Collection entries
__________________________________________________
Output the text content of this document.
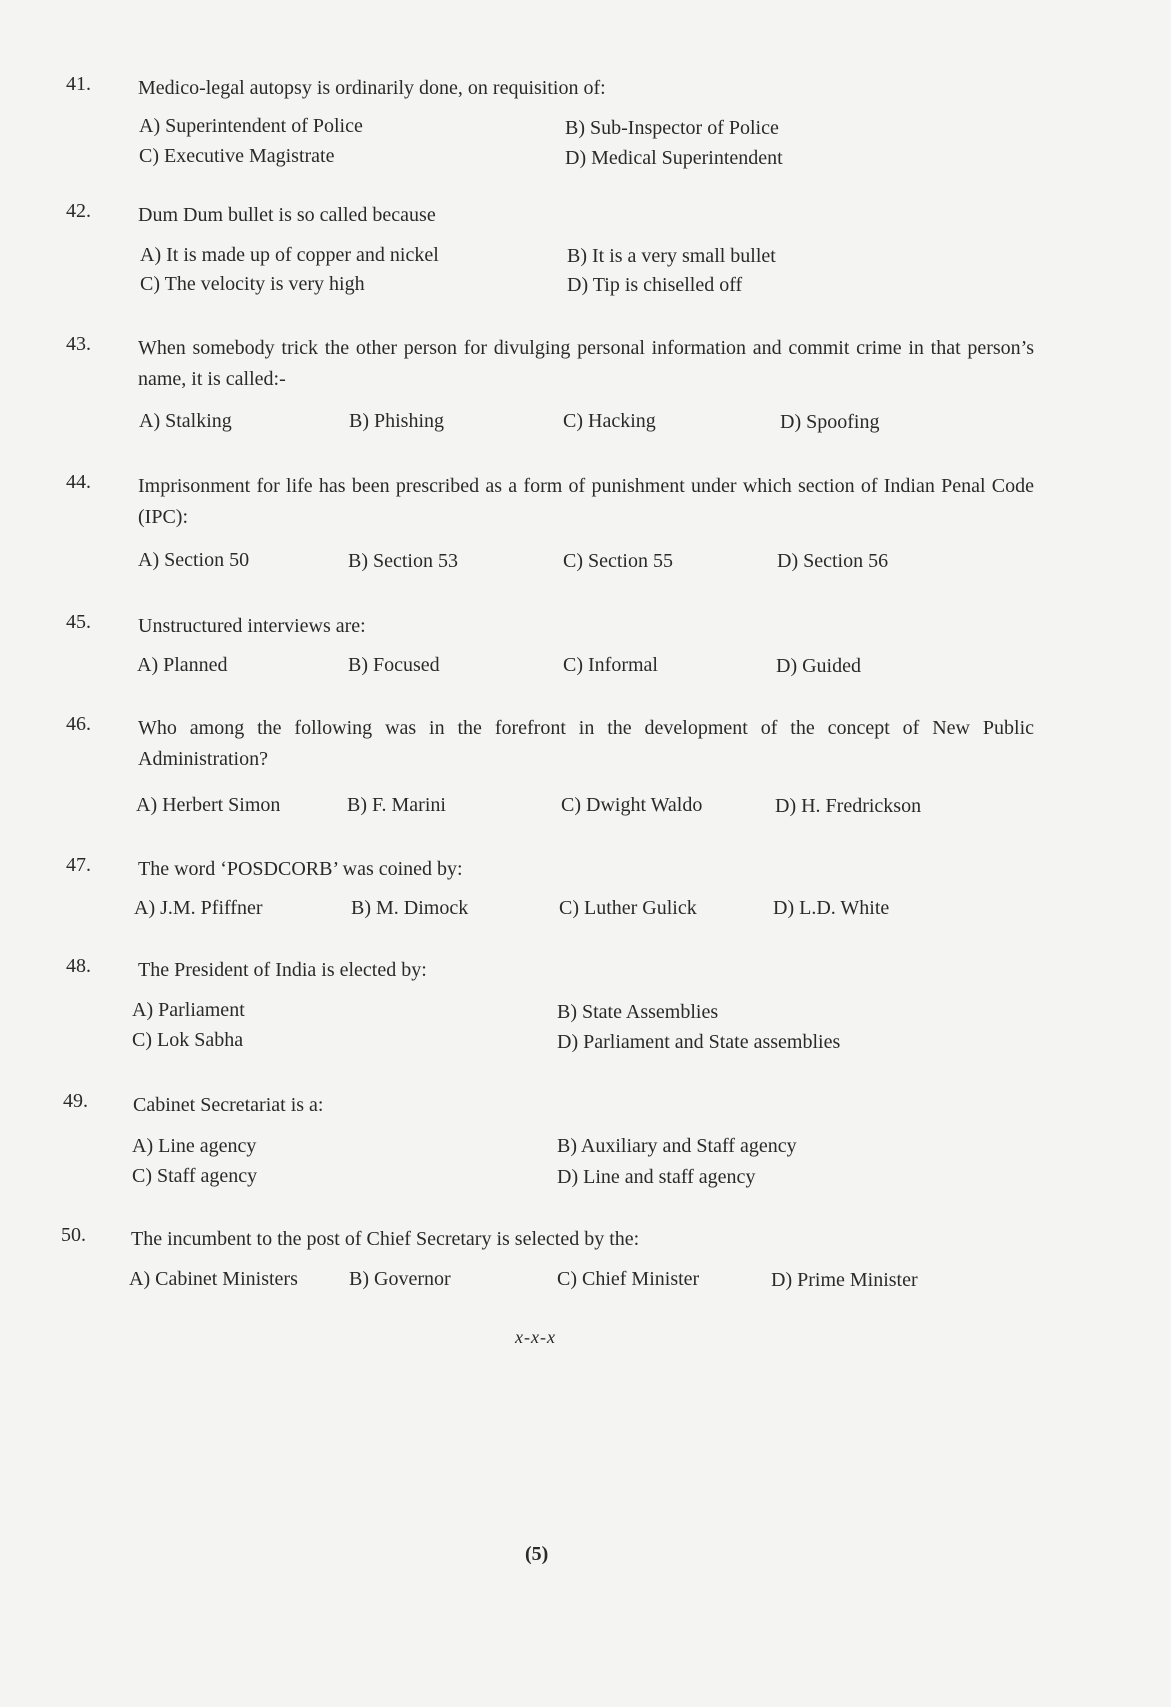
41. Medico-legal autopsy is ordinarily done, on requisition of:
A) Superintendent of Police	B) Sub-Inspector of Police
C) Executive Magistrate	D) Medical Superintendent
42. Dum Dum bullet is so called because
A) It is made up of copper and nickel	B) It is a very small bullet
C) The velocity is very high	D) Tip is chiselled off
43. When somebody trick the other person for divulging personal information and commit crime in that person’s name, it is called:-
A) Stalking	B) Phishing	C) Hacking	D) Spoofing
44. Imprisonment for life has been prescribed as a form of punishment under which section of Indian Penal Code (IPC):
A) Section 50	B) Section 53	C) Section 55	D) Section 56
45. Unstructured interviews are:
A) Planned	B) Focused	C) Informal	D) Guided
46. Who among the following was in the forefront in the development of the concept of New Public Administration?
A) Herbert Simon	B) F. Marini	C) Dwight Waldo	D) H. Fredrickson
47. The word ‘POSDCORB’ was coined by:
A) J.M. Pfiffner	B) M. Dimock	C) Luther Gulick	D) L.D. White
48. The President of India is elected by:
A) Parliament	B) State Assemblies
C) Lok Sabha	D) Parliament and State assemblies
49. Cabinet Secretariat is a:
A) Line agency	B) Auxiliary and Staff agency
C) Staff agency	D) Line and staff agency
50. The incumbent to the post of Chief Secretary is selected by the:
A) Cabinet Ministers	B) Governor	C) Chief Minister	D) Prime Minister
x-x-x
(5)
__________________________________________________
• INSTRUCTIONS TO FOLLOW:
Extract the entries in full, exactly as they are, minus the pictures.

• EXERCISE RESULT:
Output the text content of this document.
41. Medico-legal autopsy is ordinarily done, on requisition of:
A) Superintendent of Police	B) Sub-Inspector of Police
C) Executive Magistrate	D) Medical Superintendent
42. Dum Dum bullet is so called because
A) It is made up of copper and nickel	B) It is a very small bullet
C) The velocity is very high	D) Tip is chiselled off
43. When somebody trick the other person for divulging personal information and commit crime in that person’s name, it is called:-
A) Stalking	B) Phishing	C) Hacking	D) Spoofing
44. Imprisonment for life has been prescribed as a form of punishment under which section of Indian Penal Code (IPC):
A) Section 50	B) Section 53	C) Section 55	D) Section 56
45. Unstructured interviews are:
A) Planned	B) Focused	C) Informal	D) Guided
46. Who among the following was in the forefront in the development of the concept of New Public Administration?
A) Herbert Simon	B) F. Marini	C) Dwight Waldo	D) H. Fredrickson
47. The word ‘POSDCORB’ was coined by:
A) J.M. Pfiffner	B) M. Dimock	C) Luther Gulick	D) L.D. White
48. The President of India is elected by:
A) Parliament	B) State Assemblies
C) Lok Sabha	D) Parliament and State assemblies
49. Cabinet Secretariat is a:
A) Line agency	B) Auxiliary and Staff agency
C) Staff agency	D) Line and staff agency
50. The incumbent to the post of Chief Secretary is selected by the:
A) Cabinet Ministers	B) Governor	C) Chief Minister	D) Prime Minister
x-x-x
(5)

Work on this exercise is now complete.